__Input records__.
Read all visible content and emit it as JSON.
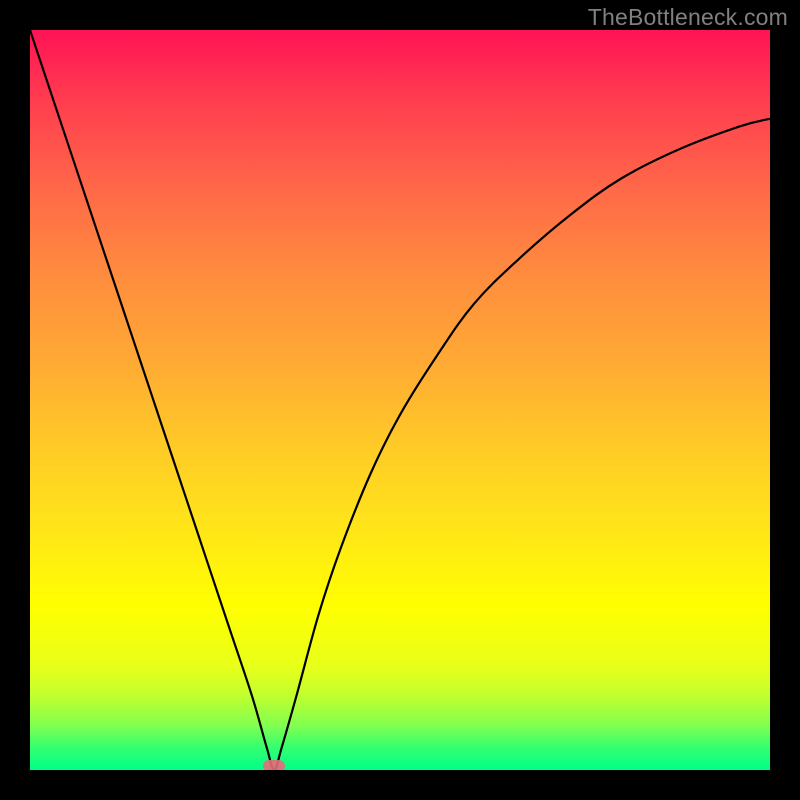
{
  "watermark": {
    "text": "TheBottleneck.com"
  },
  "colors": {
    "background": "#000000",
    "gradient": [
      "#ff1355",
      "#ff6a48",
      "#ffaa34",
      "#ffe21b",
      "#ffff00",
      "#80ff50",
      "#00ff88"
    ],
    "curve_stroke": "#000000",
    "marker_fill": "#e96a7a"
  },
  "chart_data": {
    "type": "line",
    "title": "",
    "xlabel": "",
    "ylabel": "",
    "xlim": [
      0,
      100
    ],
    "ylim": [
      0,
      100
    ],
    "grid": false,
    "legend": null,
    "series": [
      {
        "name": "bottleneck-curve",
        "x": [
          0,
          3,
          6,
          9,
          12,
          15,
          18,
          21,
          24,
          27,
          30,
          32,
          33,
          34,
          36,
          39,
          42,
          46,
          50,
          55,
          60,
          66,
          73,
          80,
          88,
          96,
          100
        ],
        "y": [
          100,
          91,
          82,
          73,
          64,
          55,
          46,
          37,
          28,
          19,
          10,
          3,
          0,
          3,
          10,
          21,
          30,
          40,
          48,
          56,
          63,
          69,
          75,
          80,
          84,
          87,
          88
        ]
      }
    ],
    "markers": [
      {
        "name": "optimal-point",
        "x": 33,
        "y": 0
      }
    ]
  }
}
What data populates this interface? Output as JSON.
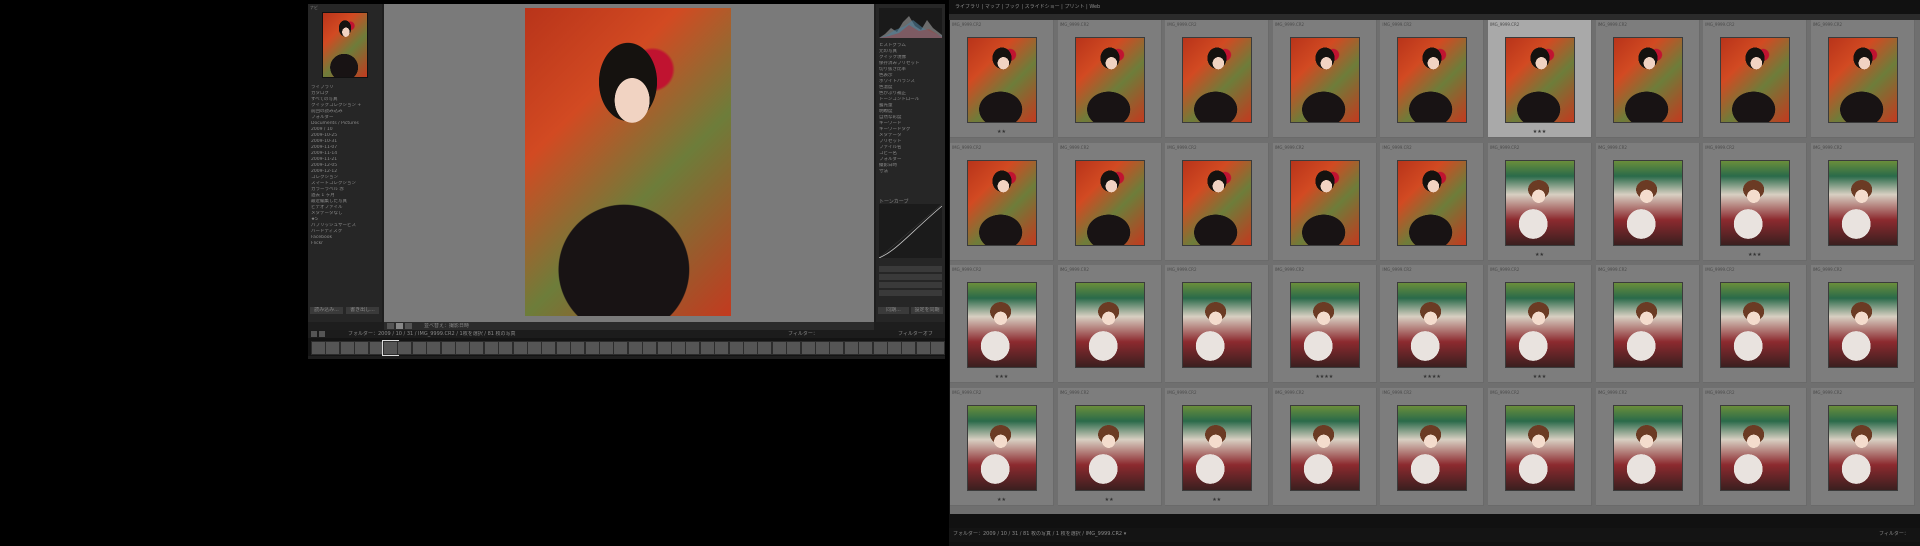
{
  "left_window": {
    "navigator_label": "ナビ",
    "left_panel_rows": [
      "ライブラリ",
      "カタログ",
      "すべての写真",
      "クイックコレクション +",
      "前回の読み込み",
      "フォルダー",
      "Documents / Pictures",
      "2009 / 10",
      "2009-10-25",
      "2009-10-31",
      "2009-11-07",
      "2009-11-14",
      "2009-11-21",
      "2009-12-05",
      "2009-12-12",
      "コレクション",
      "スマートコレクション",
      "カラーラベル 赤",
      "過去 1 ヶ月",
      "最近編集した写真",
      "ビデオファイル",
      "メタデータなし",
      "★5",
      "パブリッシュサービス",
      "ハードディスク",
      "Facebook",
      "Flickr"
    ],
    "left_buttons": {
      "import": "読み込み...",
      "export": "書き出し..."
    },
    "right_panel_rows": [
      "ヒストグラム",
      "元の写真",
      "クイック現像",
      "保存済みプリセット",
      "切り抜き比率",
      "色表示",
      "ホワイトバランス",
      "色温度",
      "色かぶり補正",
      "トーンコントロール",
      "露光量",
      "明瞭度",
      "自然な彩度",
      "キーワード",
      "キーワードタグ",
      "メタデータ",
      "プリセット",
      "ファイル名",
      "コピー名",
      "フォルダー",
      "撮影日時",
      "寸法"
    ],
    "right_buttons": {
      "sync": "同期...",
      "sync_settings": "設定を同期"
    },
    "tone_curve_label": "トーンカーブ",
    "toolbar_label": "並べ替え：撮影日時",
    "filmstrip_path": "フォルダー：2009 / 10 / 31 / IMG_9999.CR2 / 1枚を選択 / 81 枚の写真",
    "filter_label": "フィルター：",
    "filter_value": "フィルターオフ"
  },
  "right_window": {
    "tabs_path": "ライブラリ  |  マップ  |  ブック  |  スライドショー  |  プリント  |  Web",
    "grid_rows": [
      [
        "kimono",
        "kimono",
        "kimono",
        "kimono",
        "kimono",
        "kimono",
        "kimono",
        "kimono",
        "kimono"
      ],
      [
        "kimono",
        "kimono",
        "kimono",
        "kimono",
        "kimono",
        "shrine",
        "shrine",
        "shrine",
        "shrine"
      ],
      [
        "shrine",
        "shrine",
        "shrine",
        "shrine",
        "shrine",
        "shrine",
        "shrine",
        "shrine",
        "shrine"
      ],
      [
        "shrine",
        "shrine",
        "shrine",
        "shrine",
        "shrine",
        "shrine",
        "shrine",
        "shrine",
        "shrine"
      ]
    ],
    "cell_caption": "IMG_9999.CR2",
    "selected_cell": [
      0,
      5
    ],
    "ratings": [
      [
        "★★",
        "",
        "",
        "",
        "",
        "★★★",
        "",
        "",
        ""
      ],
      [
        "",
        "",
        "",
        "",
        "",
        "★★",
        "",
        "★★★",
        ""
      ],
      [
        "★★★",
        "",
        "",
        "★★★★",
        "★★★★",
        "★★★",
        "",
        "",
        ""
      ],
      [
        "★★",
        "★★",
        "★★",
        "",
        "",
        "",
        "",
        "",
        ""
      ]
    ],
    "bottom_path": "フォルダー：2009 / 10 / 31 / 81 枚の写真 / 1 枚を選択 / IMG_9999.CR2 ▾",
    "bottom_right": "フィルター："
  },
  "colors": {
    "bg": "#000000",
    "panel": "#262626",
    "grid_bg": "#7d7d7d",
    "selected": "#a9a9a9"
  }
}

...

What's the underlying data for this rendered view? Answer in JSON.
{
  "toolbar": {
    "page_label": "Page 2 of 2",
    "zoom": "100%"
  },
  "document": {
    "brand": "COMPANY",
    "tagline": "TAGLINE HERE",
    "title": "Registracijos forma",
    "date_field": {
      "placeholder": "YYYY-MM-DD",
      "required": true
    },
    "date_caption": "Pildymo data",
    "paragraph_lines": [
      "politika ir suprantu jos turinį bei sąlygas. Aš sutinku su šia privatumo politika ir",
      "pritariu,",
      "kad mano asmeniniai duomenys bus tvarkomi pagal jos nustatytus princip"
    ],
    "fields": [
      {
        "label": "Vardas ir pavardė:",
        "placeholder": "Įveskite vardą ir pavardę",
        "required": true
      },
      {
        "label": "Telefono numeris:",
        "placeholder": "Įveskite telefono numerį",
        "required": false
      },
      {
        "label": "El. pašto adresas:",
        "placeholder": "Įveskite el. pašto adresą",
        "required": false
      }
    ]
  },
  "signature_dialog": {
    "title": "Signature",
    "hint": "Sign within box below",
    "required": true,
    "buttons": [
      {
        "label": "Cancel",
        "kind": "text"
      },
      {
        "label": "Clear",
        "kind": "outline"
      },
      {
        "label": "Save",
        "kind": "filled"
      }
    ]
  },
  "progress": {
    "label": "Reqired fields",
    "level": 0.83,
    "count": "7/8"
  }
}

* * *

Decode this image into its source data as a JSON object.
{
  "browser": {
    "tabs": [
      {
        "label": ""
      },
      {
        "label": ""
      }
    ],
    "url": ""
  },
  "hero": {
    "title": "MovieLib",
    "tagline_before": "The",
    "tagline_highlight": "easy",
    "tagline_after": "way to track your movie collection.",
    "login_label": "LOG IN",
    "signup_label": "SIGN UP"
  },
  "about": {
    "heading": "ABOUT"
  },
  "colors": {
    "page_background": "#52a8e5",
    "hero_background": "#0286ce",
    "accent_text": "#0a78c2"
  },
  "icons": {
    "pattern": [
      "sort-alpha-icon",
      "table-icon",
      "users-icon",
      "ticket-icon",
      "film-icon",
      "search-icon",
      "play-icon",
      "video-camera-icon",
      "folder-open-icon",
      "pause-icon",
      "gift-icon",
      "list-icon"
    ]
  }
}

__Exercise directions__. Find each line holding "placeholder". Copy it out.

__Response__.
      "placeholder": "YYYY-MM-DD",
        "placeholder": "Įveskite vardą ir pavardę",
        "placeholder": "Įveskite telefono numerį",
        "placeholder": "Įveskite el. pašto adresą",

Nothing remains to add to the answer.